_Given records_
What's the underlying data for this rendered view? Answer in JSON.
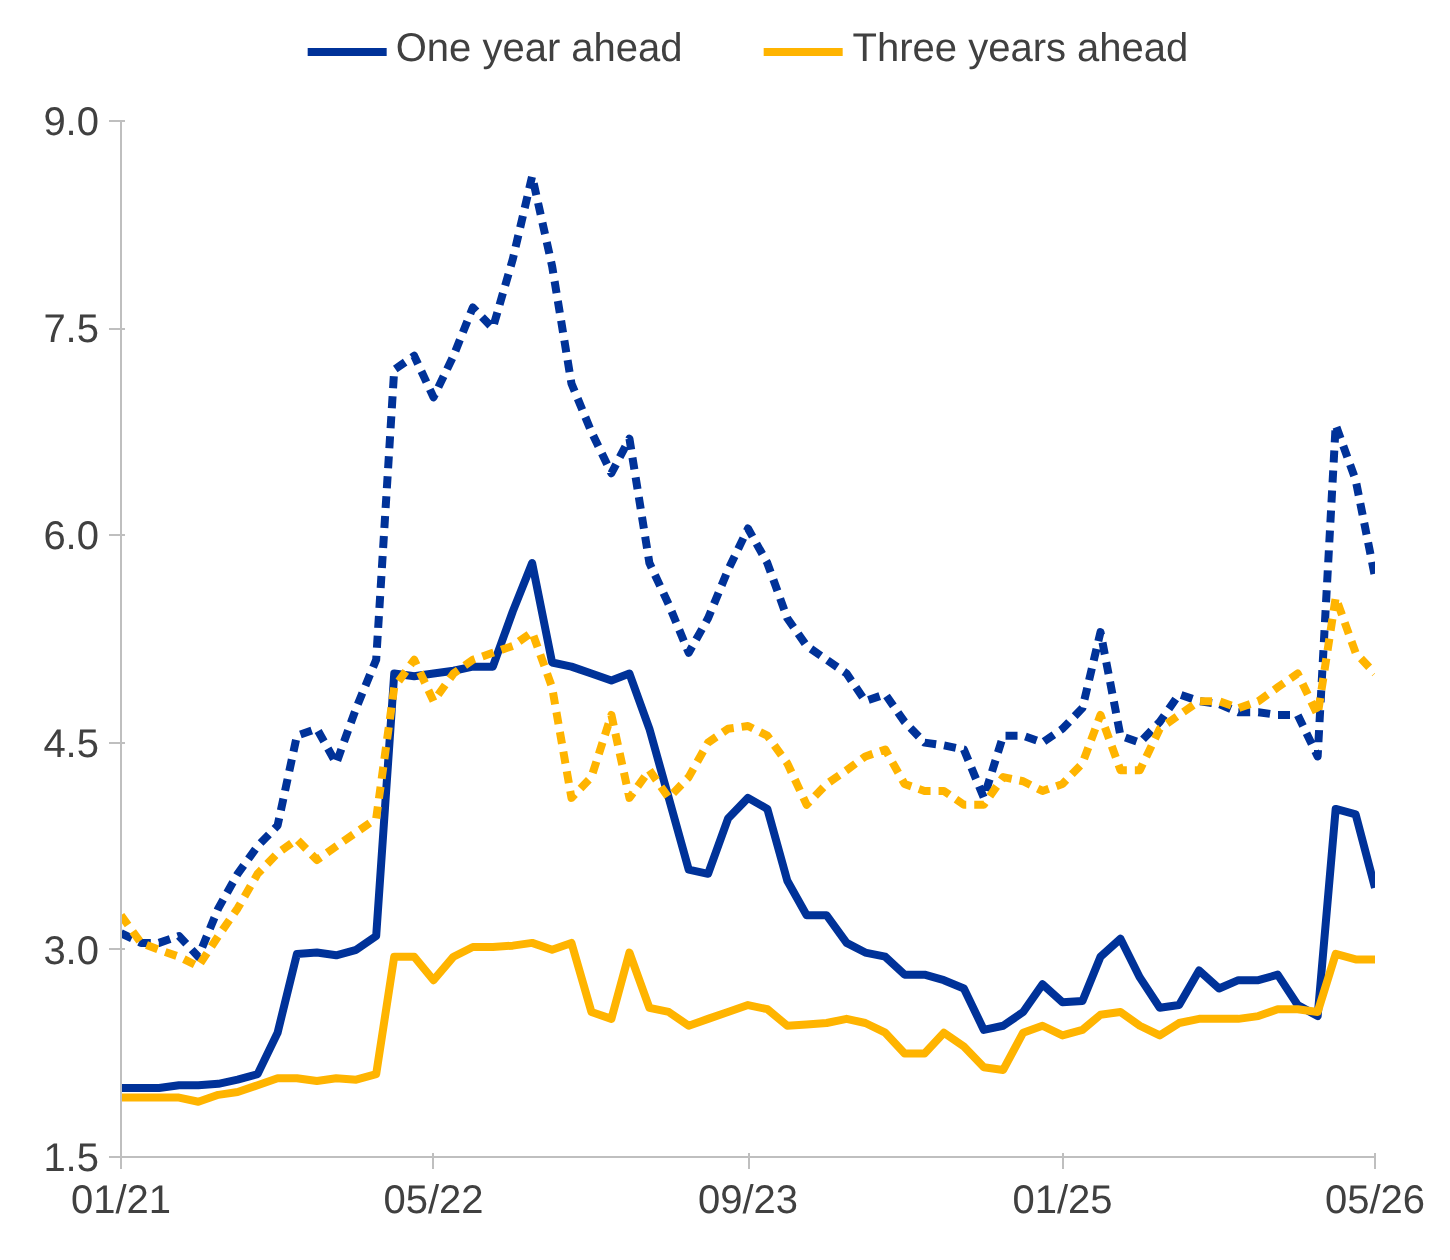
{
  "chart_data": {
    "type": "line",
    "x": [
      "2021-01",
      "2021-02",
      "2021-03",
      "2021-04",
      "2021-05",
      "2021-06",
      "2021-07",
      "2021-08",
      "2021-09",
      "2021-10",
      "2021-11",
      "2021-12",
      "2022-01",
      "2022-02",
      "2022-03",
      "2022-04",
      "2022-05",
      "2022-06",
      "2022-07",
      "2022-08",
      "2022-09",
      "2022-10",
      "2022-11",
      "2022-12",
      "2023-01",
      "2023-02",
      "2023-03",
      "2023-04",
      "2023-05",
      "2023-06",
      "2023-07",
      "2023-08",
      "2023-09",
      "2023-10",
      "2023-11",
      "2023-12",
      "2024-01",
      "2024-02",
      "2024-03",
      "2024-04",
      "2024-05",
      "2024-06",
      "2024-07",
      "2024-08",
      "2024-09",
      "2024-10",
      "2024-11",
      "2024-12",
      "2025-01",
      "2025-02",
      "2025-03",
      "2025-04",
      "2025-05",
      "2025-06",
      "2025-07",
      "2025-08",
      "2025-09",
      "2025-10",
      "2025-11",
      "2025-12",
      "2026-01",
      "2026-02",
      "2026-03",
      "2026-04",
      "2026-05"
    ],
    "series": [
      {
        "name": "One year ahead",
        "color": "#003299",
        "line_style": "solid",
        "values": [
          2.0,
          2.0,
          2.0,
          2.02,
          2.02,
          2.03,
          2.06,
          2.1,
          2.4,
          2.97,
          2.98,
          2.96,
          3.0,
          3.1,
          5.0,
          4.98,
          5.0,
          5.02,
          5.05,
          5.05,
          5.45,
          5.8,
          5.08,
          5.05,
          5.0,
          4.95,
          5.0,
          4.6,
          4.1,
          3.58,
          3.55,
          3.95,
          4.1,
          4.02,
          3.5,
          3.25,
          3.25,
          3.05,
          2.98,
          2.95,
          2.82,
          2.82,
          2.78,
          2.72,
          2.42,
          2.45,
          2.55,
          2.75,
          2.62,
          2.63,
          2.95,
          3.08,
          2.8,
          2.58,
          2.6,
          2.85,
          2.72,
          2.78,
          2.78,
          2.82,
          2.6,
          2.52,
          4.02,
          3.98,
          3.45
        ]
      },
      {
        "name": "Three years ahead",
        "color": "#ffb400",
        "line_style": "solid",
        "values": [
          1.93,
          1.93,
          1.93,
          1.93,
          1.9,
          1.95,
          1.97,
          2.02,
          2.07,
          2.07,
          2.05,
          2.07,
          2.06,
          2.1,
          2.95,
          2.95,
          2.78,
          2.95,
          3.02,
          3.02,
          3.03,
          3.05,
          3.0,
          3.05,
          2.55,
          2.5,
          2.98,
          2.58,
          2.55,
          2.45,
          2.5,
          2.55,
          2.6,
          2.57,
          2.45,
          2.46,
          2.47,
          2.5,
          2.47,
          2.4,
          2.25,
          2.25,
          2.4,
          2.3,
          2.15,
          2.13,
          2.4,
          2.45,
          2.38,
          2.42,
          2.53,
          2.55,
          2.45,
          2.38,
          2.47,
          2.5,
          2.5,
          2.5,
          2.52,
          2.57,
          2.57,
          2.55,
          2.97,
          2.93,
          2.93
        ]
      },
      {
        "color": "#003299",
        "line_style": "dashed",
        "values": [
          3.12,
          3.05,
          3.05,
          3.1,
          2.95,
          3.3,
          3.55,
          3.75,
          3.9,
          4.55,
          4.6,
          4.35,
          4.75,
          5.1,
          7.2,
          7.3,
          7.0,
          7.3,
          7.65,
          7.5,
          8.0,
          8.6,
          7.95,
          7.1,
          6.75,
          6.45,
          6.7,
          5.8,
          5.5,
          5.15,
          5.4,
          5.75,
          6.05,
          5.8,
          5.4,
          5.2,
          5.1,
          5.0,
          4.8,
          4.85,
          4.65,
          4.5,
          4.48,
          4.45,
          4.1,
          4.55,
          4.55,
          4.5,
          4.6,
          4.75,
          5.3,
          4.55,
          4.5,
          4.65,
          4.85,
          4.8,
          4.78,
          4.72,
          4.72,
          4.7,
          4.7,
          4.4,
          6.8,
          6.4,
          5.7
        ]
      },
      {
        "color": "#ffb400",
        "line_style": "dashed",
        "values": [
          3.25,
          3.05,
          3.0,
          2.95,
          2.88,
          3.1,
          3.3,
          3.55,
          3.7,
          3.8,
          3.65,
          3.75,
          3.85,
          3.95,
          4.9,
          5.1,
          4.8,
          5.0,
          5.1,
          5.15,
          5.2,
          5.3,
          4.9,
          4.1,
          4.25,
          4.7,
          4.1,
          4.3,
          4.1,
          4.25,
          4.5,
          4.6,
          4.62,
          4.55,
          4.35,
          4.05,
          4.2,
          4.3,
          4.4,
          4.45,
          4.2,
          4.15,
          4.15,
          4.05,
          4.05,
          4.25,
          4.22,
          4.15,
          4.2,
          4.35,
          4.7,
          4.3,
          4.3,
          4.6,
          4.7,
          4.8,
          4.8,
          4.75,
          4.8,
          4.9,
          5.0,
          4.7,
          5.55,
          5.15,
          5.0
        ]
      }
    ],
    "xlim": [
      "2021-01",
      "2026-05"
    ],
    "xticks": [
      {
        "value": "2021-01",
        "label": "01/21"
      },
      {
        "value": "2022-05",
        "label": "05/22"
      },
      {
        "value": "2023-09",
        "label": "09/23"
      },
      {
        "value": "2025-01",
        "label": "01/25"
      },
      {
        "value": "2026-05",
        "label": "05/26"
      }
    ],
    "ylim": [
      1.5,
      9.0
    ],
    "yticks": [
      {
        "value": 1.5,
        "label": "1.5"
      },
      {
        "value": 3,
        "label": "3.0"
      },
      {
        "value": 4.5,
        "label": "4.5"
      },
      {
        "value": 6,
        "label": "6.0"
      },
      {
        "value": 7.5,
        "label": "7.5"
      },
      {
        "value": 9,
        "label": "9.0"
      }
    ],
    "grid": false,
    "legend": "top",
    "marker": "none"
  }
}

_To be done_
Every entry must be reproduced exactly, with the images left out.

_Answer to this exercise_
What's the underlying data for this rendered view? Answer in JSON.
{
  "chart_data": {
    "type": "line",
    "x": [
      "2021-01",
      "2021-02",
      "2021-03",
      "2021-04",
      "2021-05",
      "2021-06",
      "2021-07",
      "2021-08",
      "2021-09",
      "2021-10",
      "2021-11",
      "2021-12",
      "2022-01",
      "2022-02",
      "2022-03",
      "2022-04",
      "2022-05",
      "2022-06",
      "2022-07",
      "2022-08",
      "2022-09",
      "2022-10",
      "2022-11",
      "2022-12",
      "2023-01",
      "2023-02",
      "2023-03",
      "2023-04",
      "2023-05",
      "2023-06",
      "2023-07",
      "2023-08",
      "2023-09",
      "2023-10",
      "2023-11",
      "2023-12",
      "2024-01",
      "2024-02",
      "2024-03",
      "2024-04",
      "2024-05",
      "2024-06",
      "2024-07",
      "2024-08",
      "2024-09",
      "2024-10",
      "2024-11",
      "2024-12",
      "2025-01",
      "2025-02",
      "2025-03",
      "2025-04",
      "2025-05",
      "2025-06",
      "2025-07",
      "2025-08",
      "2025-09",
      "2025-10",
      "2025-11",
      "2025-12",
      "2026-01",
      "2026-02",
      "2026-03",
      "2026-04",
      "2026-05"
    ],
    "series": [
      {
        "name": "One year ahead",
        "color": "#003299",
        "line_style": "solid",
        "values": [
          2.0,
          2.0,
          2.0,
          2.02,
          2.02,
          2.03,
          2.06,
          2.1,
          2.4,
          2.97,
          2.98,
          2.96,
          3.0,
          3.1,
          5.0,
          4.98,
          5.0,
          5.02,
          5.05,
          5.05,
          5.45,
          5.8,
          5.08,
          5.05,
          5.0,
          4.95,
          5.0,
          4.6,
          4.1,
          3.58,
          3.55,
          3.95,
          4.1,
          4.02,
          3.5,
          3.25,
          3.25,
          3.05,
          2.98,
          2.95,
          2.82,
          2.82,
          2.78,
          2.72,
          2.42,
          2.45,
          2.55,
          2.75,
          2.62,
          2.63,
          2.95,
          3.08,
          2.8,
          2.58,
          2.6,
          2.85,
          2.72,
          2.78,
          2.78,
          2.82,
          2.6,
          2.52,
          4.02,
          3.98,
          3.45
        ]
      },
      {
        "name": "Three years ahead",
        "color": "#ffb400",
        "line_style": "solid",
        "values": [
          1.93,
          1.93,
          1.93,
          1.93,
          1.9,
          1.95,
          1.97,
          2.02,
          2.07,
          2.07,
          2.05,
          2.07,
          2.06,
          2.1,
          2.95,
          2.95,
          2.78,
          2.95,
          3.02,
          3.02,
          3.03,
          3.05,
          3.0,
          3.05,
          2.55,
          2.5,
          2.98,
          2.58,
          2.55,
          2.45,
          2.5,
          2.55,
          2.6,
          2.57,
          2.45,
          2.46,
          2.47,
          2.5,
          2.47,
          2.4,
          2.25,
          2.25,
          2.4,
          2.3,
          2.15,
          2.13,
          2.4,
          2.45,
          2.38,
          2.42,
          2.53,
          2.55,
          2.45,
          2.38,
          2.47,
          2.5,
          2.5,
          2.5,
          2.52,
          2.57,
          2.57,
          2.55,
          2.97,
          2.93,
          2.93
        ]
      },
      {
        "color": "#003299",
        "line_style": "dashed",
        "values": [
          3.12,
          3.05,
          3.05,
          3.1,
          2.95,
          3.3,
          3.55,
          3.75,
          3.9,
          4.55,
          4.6,
          4.35,
          4.75,
          5.1,
          7.2,
          7.3,
          7.0,
          7.3,
          7.65,
          7.5,
          8.0,
          8.6,
          7.95,
          7.1,
          6.75,
          6.45,
          6.7,
          5.8,
          5.5,
          5.15,
          5.4,
          5.75,
          6.05,
          5.8,
          5.4,
          5.2,
          5.1,
          5.0,
          4.8,
          4.85,
          4.65,
          4.5,
          4.48,
          4.45,
          4.1,
          4.55,
          4.55,
          4.5,
          4.6,
          4.75,
          5.3,
          4.55,
          4.5,
          4.65,
          4.85,
          4.8,
          4.78,
          4.72,
          4.72,
          4.7,
          4.7,
          4.4,
          6.8,
          6.4,
          5.7
        ]
      },
      {
        "color": "#ffb400",
        "line_style": "dashed",
        "values": [
          3.25,
          3.05,
          3.0,
          2.95,
          2.88,
          3.1,
          3.3,
          3.55,
          3.7,
          3.8,
          3.65,
          3.75,
          3.85,
          3.95,
          4.9,
          5.1,
          4.8,
          5.0,
          5.1,
          5.15,
          5.2,
          5.3,
          4.9,
          4.1,
          4.25,
          4.7,
          4.1,
          4.3,
          4.1,
          4.25,
          4.5,
          4.6,
          4.62,
          4.55,
          4.35,
          4.05,
          4.2,
          4.3,
          4.4,
          4.45,
          4.2,
          4.15,
          4.15,
          4.05,
          4.05,
          4.25,
          4.22,
          4.15,
          4.2,
          4.35,
          4.7,
          4.3,
          4.3,
          4.6,
          4.7,
          4.8,
          4.8,
          4.75,
          4.8,
          4.9,
          5.0,
          4.7,
          5.55,
          5.15,
          5.0
        ]
      }
    ],
    "xlim": [
      "2021-01",
      "2026-05"
    ],
    "xticks": [
      {
        "value": "2021-01",
        "label": "01/21"
      },
      {
        "value": "2022-05",
        "label": "05/22"
      },
      {
        "value": "2023-09",
        "label": "09/23"
      },
      {
        "value": "2025-01",
        "label": "01/25"
      },
      {
        "value": "2026-05",
        "label": "05/26"
      }
    ],
    "ylim": [
      1.5,
      9.0
    ],
    "yticks": [
      {
        "value": 1.5,
        "label": "1.5"
      },
      {
        "value": 3,
        "label": "3.0"
      },
      {
        "value": 4.5,
        "label": "4.5"
      },
      {
        "value": 6,
        "label": "6.0"
      },
      {
        "value": 7.5,
        "label": "7.5"
      },
      {
        "value": 9,
        "label": "9.0"
      }
    ],
    "grid": false,
    "legend": "top",
    "marker": "none"
  }
}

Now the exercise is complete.